**EXERCISE INPUT**
★ ★ ★ ★ ★ ★ ★
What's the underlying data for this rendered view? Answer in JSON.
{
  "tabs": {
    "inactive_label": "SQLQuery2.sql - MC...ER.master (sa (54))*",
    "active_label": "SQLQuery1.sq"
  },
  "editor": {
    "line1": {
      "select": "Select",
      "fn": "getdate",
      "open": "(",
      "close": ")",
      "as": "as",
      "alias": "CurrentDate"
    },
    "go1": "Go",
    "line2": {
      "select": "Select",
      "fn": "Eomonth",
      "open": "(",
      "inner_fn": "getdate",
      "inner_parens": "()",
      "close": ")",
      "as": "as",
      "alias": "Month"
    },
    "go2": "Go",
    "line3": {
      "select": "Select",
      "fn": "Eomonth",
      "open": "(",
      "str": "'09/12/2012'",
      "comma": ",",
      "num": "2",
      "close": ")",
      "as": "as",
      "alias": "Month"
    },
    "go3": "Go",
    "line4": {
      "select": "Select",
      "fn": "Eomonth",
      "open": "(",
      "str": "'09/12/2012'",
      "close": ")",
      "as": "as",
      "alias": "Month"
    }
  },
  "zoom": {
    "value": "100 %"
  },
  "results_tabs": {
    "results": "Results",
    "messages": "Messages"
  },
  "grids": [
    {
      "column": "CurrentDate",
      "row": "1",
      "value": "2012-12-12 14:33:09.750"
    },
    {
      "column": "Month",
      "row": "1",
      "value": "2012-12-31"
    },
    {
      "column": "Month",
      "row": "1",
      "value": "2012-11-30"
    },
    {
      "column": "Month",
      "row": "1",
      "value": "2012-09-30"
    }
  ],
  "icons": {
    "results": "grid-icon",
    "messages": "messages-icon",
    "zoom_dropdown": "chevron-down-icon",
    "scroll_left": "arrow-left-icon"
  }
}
★ ★ ★ ★ ★ ★ ★
**WHAT THE TASK ASKS**
Reproduce the records word for word.

**SOLVED EXERCISE**
What's the underlying data for this rendered view? Answer in JSON.
{
  "tabs": {
    "inactive_label": "SQLQuery2.sql - MC...ER.master (sa (54))*",
    "active_label": "SQLQuery1.sq"
  },
  "editor": {
    "line1": {
      "select": "Select",
      "fn": "getdate",
      "open": "(",
      "close": ")",
      "as": "as",
      "alias": "CurrentDate"
    },
    "go1": "Go",
    "line2": {
      "select": "Select",
      "fn": "Eomonth",
      "open": "(",
      "inner_fn": "getdate",
      "inner_parens": "()",
      "close": ")",
      "as": "as",
      "alias": "Month"
    },
    "go2": "Go",
    "line3": {
      "select": "Select",
      "fn": "Eomonth",
      "open": "(",
      "str": "'09/12/2012'",
      "comma": ",",
      "num": "2",
      "close": ")",
      "as": "as",
      "alias": "Month"
    },
    "go3": "Go",
    "line4": {
      "select": "Select",
      "fn": "Eomonth",
      "open": "(",
      "str": "'09/12/2012'",
      "close": ")",
      "as": "as",
      "alias": "Month"
    }
  },
  "zoom": {
    "value": "100 %"
  },
  "results_tabs": {
    "results": "Results",
    "messages": "Messages"
  },
  "grids": [
    {
      "column": "CurrentDate",
      "row": "1",
      "value": "2012-12-12 14:33:09.750"
    },
    {
      "column": "Month",
      "row": "1",
      "value": "2012-12-31"
    },
    {
      "column": "Month",
      "row": "1",
      "value": "2012-11-30"
    },
    {
      "column": "Month",
      "row": "1",
      "value": "2012-09-30"
    }
  ],
  "icons": {
    "results": "grid-icon",
    "messages": "messages-icon",
    "zoom_dropdown": "chevron-down-icon",
    "scroll_left": "arrow-left-icon"
  }
}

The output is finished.